◆ **SHORT TASK**
Select lines where the word "title" appears.

◆ **SOURCE RECORDS**
####################
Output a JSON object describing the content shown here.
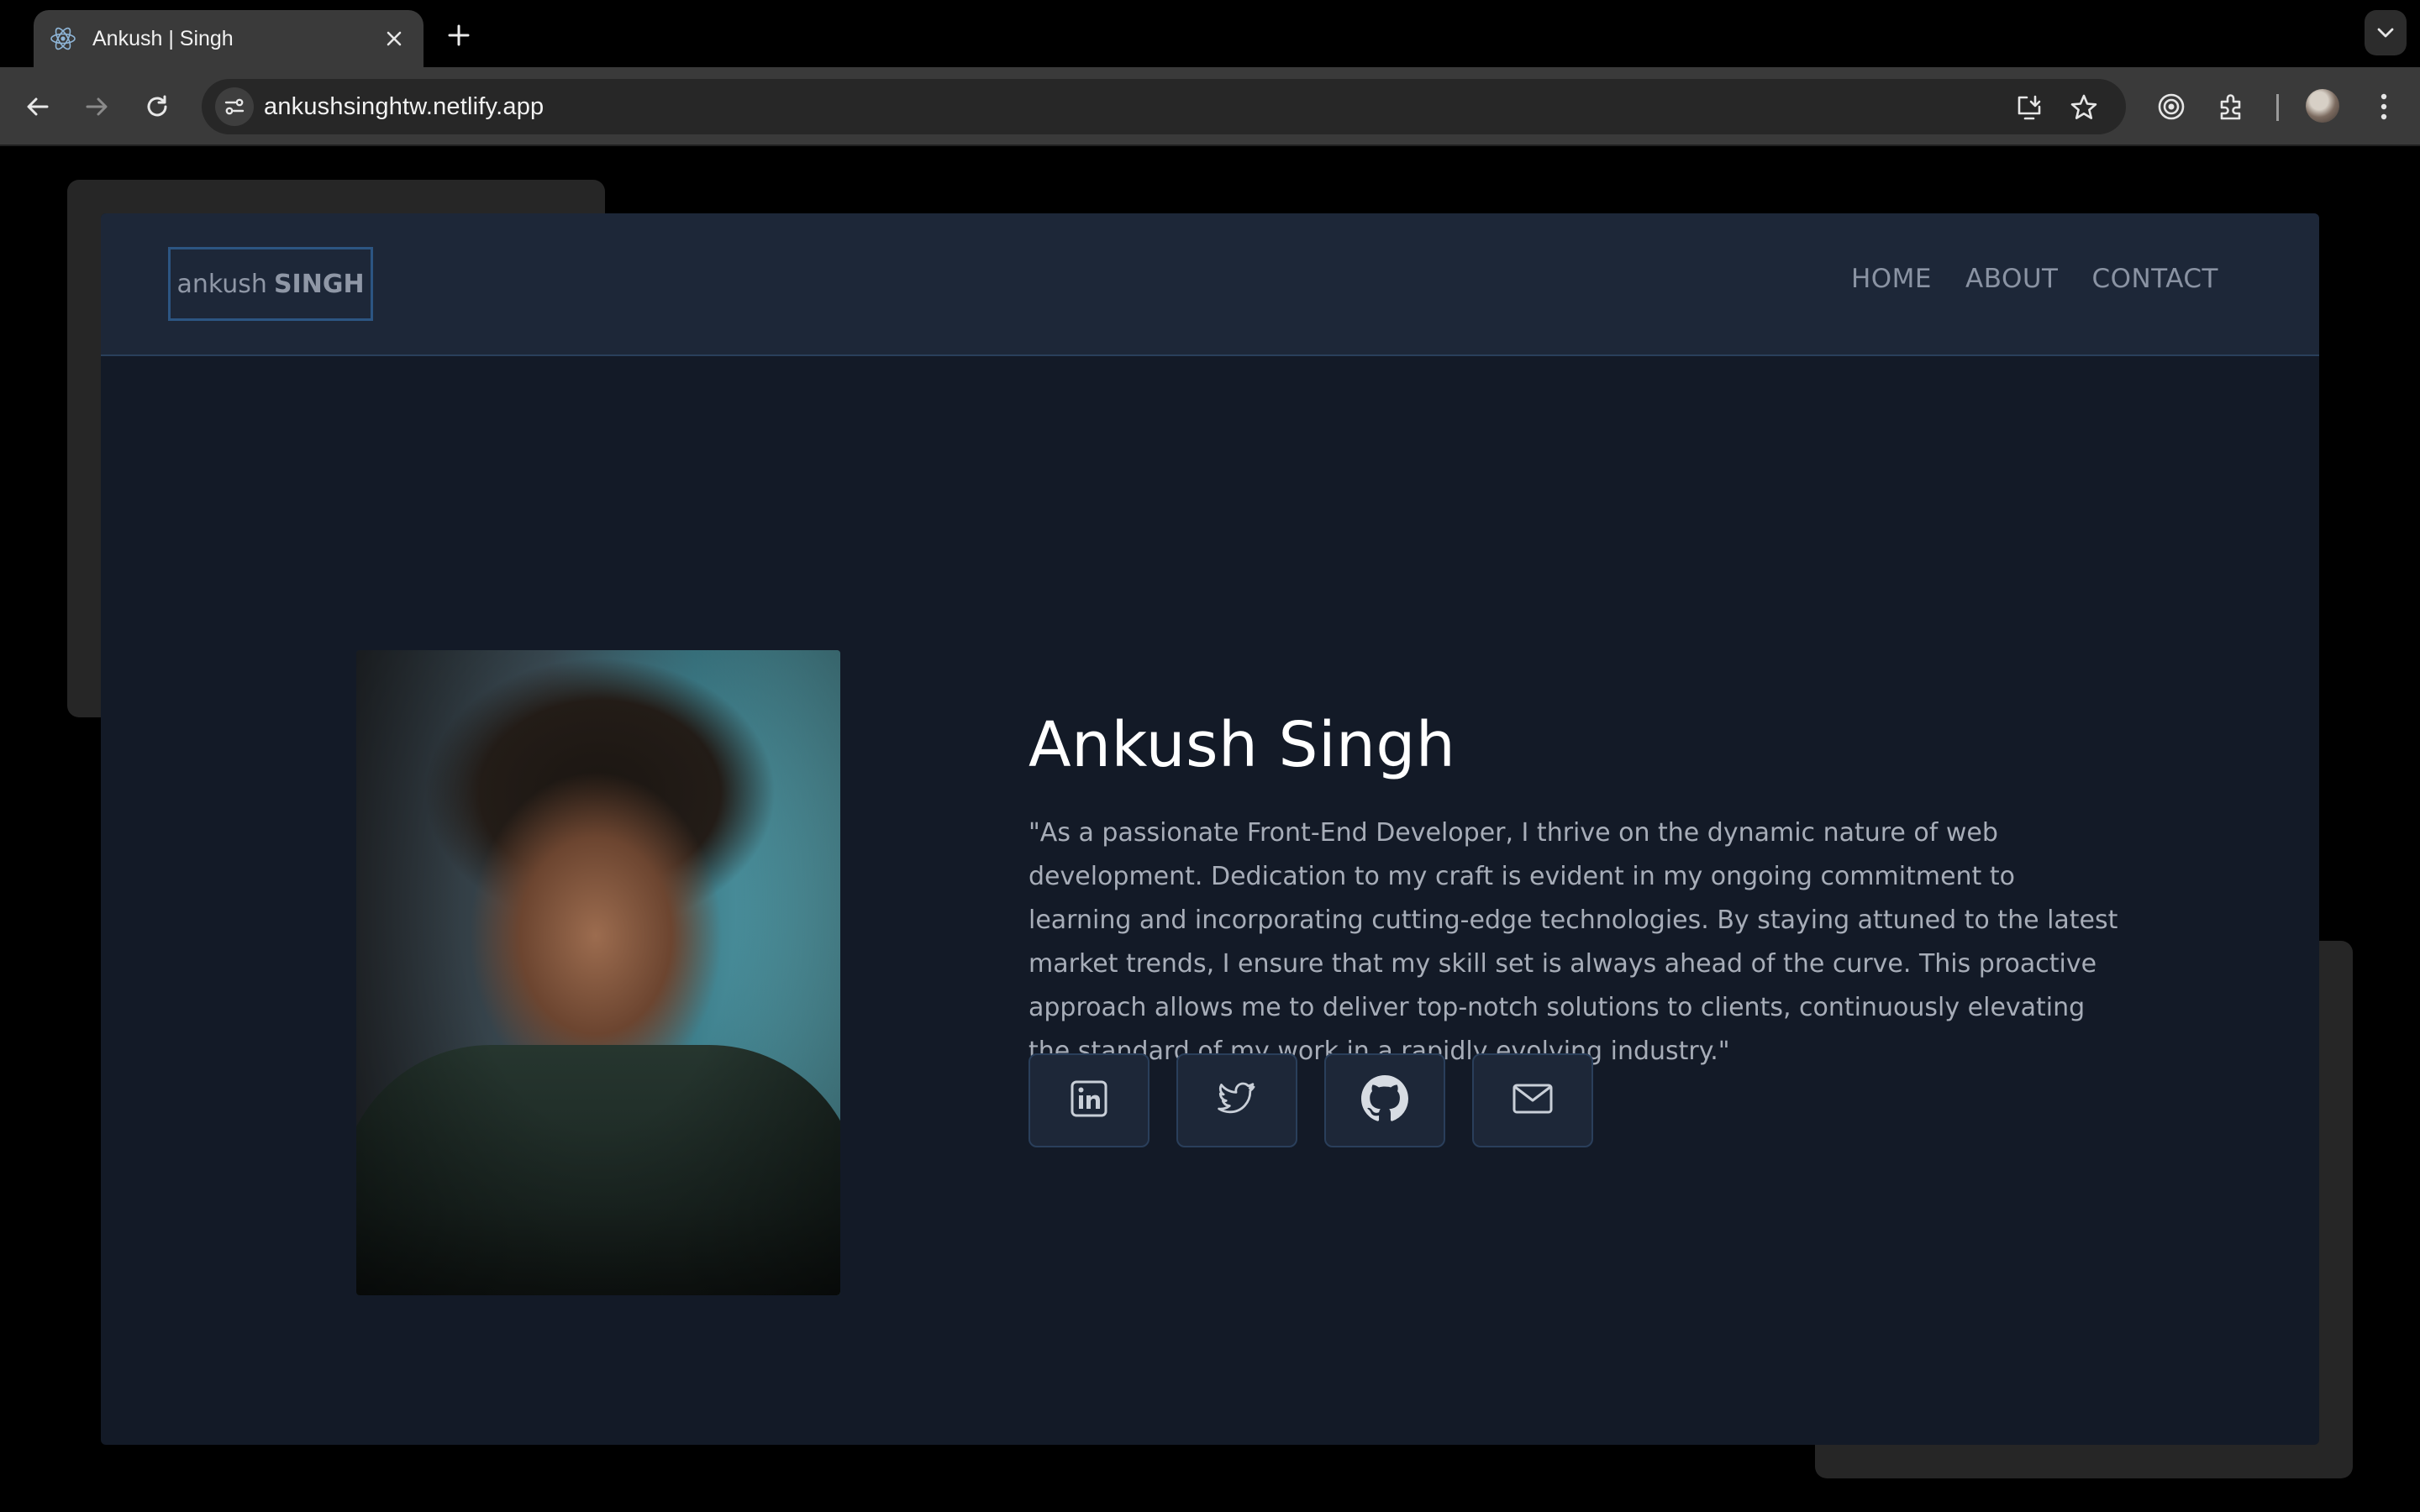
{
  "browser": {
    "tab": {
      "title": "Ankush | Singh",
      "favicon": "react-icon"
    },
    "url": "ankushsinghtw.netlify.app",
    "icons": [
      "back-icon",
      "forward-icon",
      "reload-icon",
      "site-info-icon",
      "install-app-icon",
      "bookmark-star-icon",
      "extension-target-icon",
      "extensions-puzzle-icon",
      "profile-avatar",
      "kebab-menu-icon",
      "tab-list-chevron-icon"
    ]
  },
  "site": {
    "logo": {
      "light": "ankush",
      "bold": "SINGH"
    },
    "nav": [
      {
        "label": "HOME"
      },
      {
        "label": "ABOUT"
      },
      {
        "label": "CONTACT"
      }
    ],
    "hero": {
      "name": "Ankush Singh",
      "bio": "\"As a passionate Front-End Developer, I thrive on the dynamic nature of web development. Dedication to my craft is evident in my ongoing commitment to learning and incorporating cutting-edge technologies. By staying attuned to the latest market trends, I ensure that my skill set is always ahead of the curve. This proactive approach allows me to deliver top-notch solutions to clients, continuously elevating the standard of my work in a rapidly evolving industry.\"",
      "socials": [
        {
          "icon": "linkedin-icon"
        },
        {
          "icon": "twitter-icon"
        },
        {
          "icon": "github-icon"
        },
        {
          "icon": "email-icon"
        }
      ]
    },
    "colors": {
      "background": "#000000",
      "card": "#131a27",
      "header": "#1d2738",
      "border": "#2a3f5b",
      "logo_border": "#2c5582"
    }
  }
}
####################
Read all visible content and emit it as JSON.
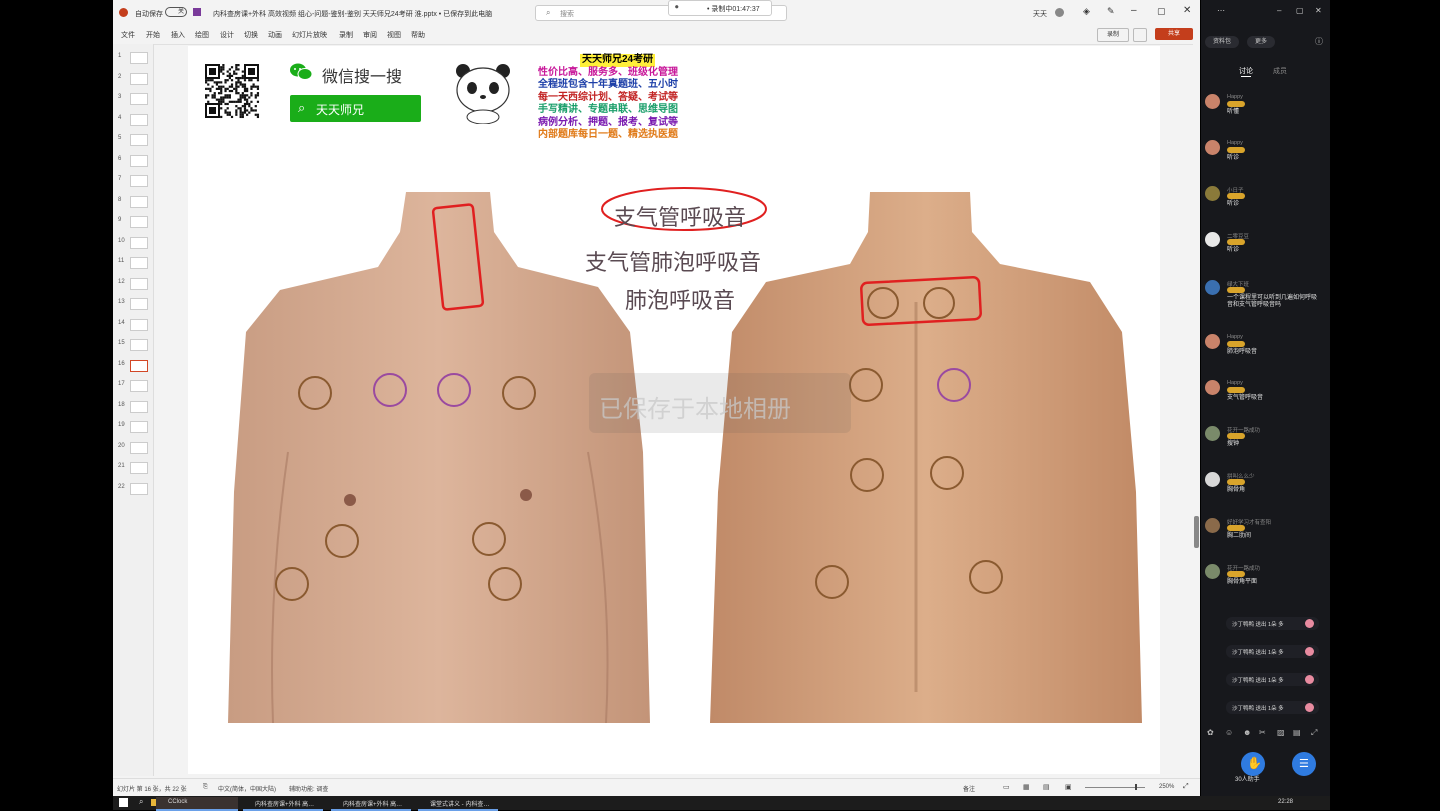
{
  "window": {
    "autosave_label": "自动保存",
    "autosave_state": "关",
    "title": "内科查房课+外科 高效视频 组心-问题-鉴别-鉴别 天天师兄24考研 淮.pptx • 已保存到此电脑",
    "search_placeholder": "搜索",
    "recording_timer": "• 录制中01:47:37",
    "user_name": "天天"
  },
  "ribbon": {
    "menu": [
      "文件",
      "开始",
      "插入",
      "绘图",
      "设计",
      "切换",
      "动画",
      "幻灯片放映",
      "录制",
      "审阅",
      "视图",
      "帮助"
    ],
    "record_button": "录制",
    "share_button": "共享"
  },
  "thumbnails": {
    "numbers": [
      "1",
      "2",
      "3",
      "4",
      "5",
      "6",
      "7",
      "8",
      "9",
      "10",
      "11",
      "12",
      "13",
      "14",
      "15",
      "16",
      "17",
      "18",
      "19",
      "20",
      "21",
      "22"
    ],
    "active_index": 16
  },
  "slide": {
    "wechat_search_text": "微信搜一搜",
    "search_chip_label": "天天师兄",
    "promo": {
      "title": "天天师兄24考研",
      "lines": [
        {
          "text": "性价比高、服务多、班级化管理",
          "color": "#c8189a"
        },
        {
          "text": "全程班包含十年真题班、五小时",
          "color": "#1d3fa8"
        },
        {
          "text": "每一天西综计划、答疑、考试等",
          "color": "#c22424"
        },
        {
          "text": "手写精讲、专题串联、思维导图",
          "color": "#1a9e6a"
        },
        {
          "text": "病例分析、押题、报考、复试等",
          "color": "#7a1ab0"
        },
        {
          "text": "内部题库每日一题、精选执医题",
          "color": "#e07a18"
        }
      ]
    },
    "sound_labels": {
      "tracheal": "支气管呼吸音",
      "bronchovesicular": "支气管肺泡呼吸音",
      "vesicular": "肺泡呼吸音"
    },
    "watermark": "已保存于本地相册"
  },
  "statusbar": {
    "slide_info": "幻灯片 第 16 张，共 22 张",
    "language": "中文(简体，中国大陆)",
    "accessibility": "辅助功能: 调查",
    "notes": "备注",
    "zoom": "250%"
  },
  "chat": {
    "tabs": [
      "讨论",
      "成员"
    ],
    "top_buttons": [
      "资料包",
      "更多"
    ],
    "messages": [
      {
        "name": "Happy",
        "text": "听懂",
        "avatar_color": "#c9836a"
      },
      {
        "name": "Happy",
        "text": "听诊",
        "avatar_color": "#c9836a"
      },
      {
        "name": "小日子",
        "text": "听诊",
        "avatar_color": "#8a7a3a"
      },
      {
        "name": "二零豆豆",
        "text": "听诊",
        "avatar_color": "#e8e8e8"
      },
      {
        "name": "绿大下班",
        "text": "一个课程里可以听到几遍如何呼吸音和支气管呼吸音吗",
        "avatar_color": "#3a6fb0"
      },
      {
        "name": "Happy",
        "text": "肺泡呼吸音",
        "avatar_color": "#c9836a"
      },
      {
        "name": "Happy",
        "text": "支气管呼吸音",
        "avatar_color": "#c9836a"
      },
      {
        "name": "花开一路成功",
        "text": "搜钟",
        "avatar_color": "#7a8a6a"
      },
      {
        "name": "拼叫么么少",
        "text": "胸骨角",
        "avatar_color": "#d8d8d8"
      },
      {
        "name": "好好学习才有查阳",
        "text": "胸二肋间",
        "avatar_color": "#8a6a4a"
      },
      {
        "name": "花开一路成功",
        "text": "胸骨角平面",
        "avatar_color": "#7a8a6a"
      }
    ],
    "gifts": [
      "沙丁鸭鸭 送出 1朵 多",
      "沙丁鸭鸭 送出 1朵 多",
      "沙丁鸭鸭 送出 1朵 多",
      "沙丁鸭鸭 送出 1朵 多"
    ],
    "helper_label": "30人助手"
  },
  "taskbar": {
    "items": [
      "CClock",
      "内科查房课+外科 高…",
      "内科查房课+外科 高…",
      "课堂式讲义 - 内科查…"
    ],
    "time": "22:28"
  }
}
####################
◆ **ANSWER FOR THIS EXERCISE**
      "title": "Ankush | Singh",
    "title": "内科查房课+外科 高效视频 组心-问题-鉴别-鉴别 天天师兄24考研 淮.pptx • 已保存到此电脑",
      "title": "天天师兄24考研",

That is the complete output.